■ Task goal ■
Identify and copy each line below that contains the string "options". Case counts.

(Dataset entries)
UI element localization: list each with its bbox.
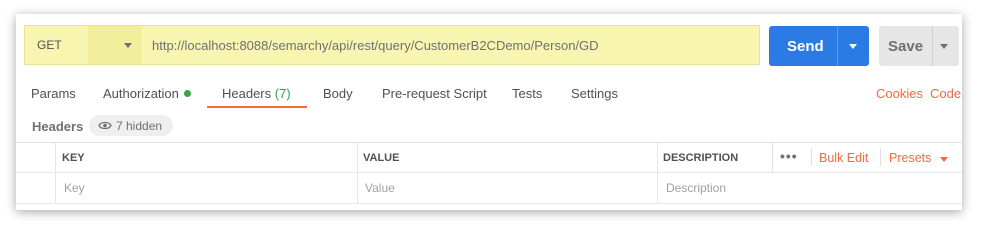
method-value: GET	[37, 38, 62, 52]
tab-headers-label: Headers	[222, 86, 272, 101]
tab-settings[interactable]: Settings	[571, 86, 618, 101]
column-header-key: KEY	[62, 152, 85, 164]
bulk-edit-button[interactable]: Bulk Edit	[819, 151, 868, 165]
key-input[interactable]: Key	[64, 181, 85, 195]
save-label: Save	[888, 38, 924, 55]
tab-pre-request-script[interactable]: Pre-request Script	[382, 86, 487, 101]
tab-params[interactable]: Params	[31, 86, 76, 101]
status-dot-icon	[183, 90, 191, 97]
column-divider	[357, 142, 358, 203]
table-border-top	[16, 142, 962, 143]
column-divider	[55, 142, 56, 203]
description-input[interactable]: Description	[666, 181, 726, 195]
tab-body[interactable]: Body	[323, 86, 353, 101]
toolbar-divider	[811, 148, 812, 166]
tab-headers[interactable]: Headers (7)	[222, 86, 291, 101]
headers-section-title: Headers	[32, 119, 84, 134]
value-input[interactable]: Value	[365, 181, 395, 195]
tab-authorization[interactable]: Authorization	[103, 86, 191, 101]
tab-headers-count: (7)	[274, 86, 291, 101]
tab-authorization-label: Authorization	[103, 86, 179, 101]
hidden-headers-toggle[interactable]: 7 hidden	[89, 115, 173, 136]
save-options-chevron-down-icon[interactable]	[940, 44, 948, 49]
column-divider	[772, 142, 773, 172]
presets-chevron-down-icon[interactable]	[940, 157, 948, 162]
more-options-icon[interactable]: •••	[780, 148, 798, 164]
url-value: http://localhost:8088/semarchy/api/rest/…	[152, 38, 599, 53]
send-button[interactable]: Send	[769, 26, 869, 66]
cookies-link[interactable]: Cookies	[876, 86, 923, 101]
save-divider	[932, 26, 933, 66]
hidden-headers-label: 7 hidden	[116, 119, 163, 133]
request-panel: GET http://localhost:8088/semarchy/api/r…	[16, 14, 962, 210]
send-label: Send	[787, 38, 824, 55]
url-input[interactable]: http://localhost:8088/semarchy/api/rest/…	[141, 25, 760, 65]
send-options-chevron-down-icon[interactable]	[849, 44, 857, 49]
code-link[interactable]: Code	[930, 86, 961, 101]
eye-icon	[98, 121, 112, 130]
column-header-description: DESCRIPTION	[663, 152, 739, 164]
chevron-down-icon	[124, 43, 132, 48]
table-row-divider	[16, 172, 962, 173]
save-button[interactable]: Save	[879, 26, 959, 66]
presets-button[interactable]: Presets	[889, 151, 931, 165]
method-dropdown-toggle[interactable]	[88, 26, 141, 64]
send-divider	[837, 26, 838, 66]
column-header-value: VALUE	[363, 152, 400, 164]
table-border-bottom	[16, 203, 962, 204]
active-tab-indicator	[207, 106, 307, 108]
tab-tests[interactable]: Tests	[512, 86, 542, 101]
toolbar-divider	[880, 148, 881, 166]
column-divider	[657, 142, 658, 203]
method-select[interactable]: GET	[24, 25, 141, 65]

■ Final result ■
save-options-chevron-down-icon[interactable]	[940, 44, 948, 49]
more-options-icon[interactable]: •••	[780, 148, 798, 164]
send-options-chevron-down-icon[interactable]	[849, 44, 857, 49]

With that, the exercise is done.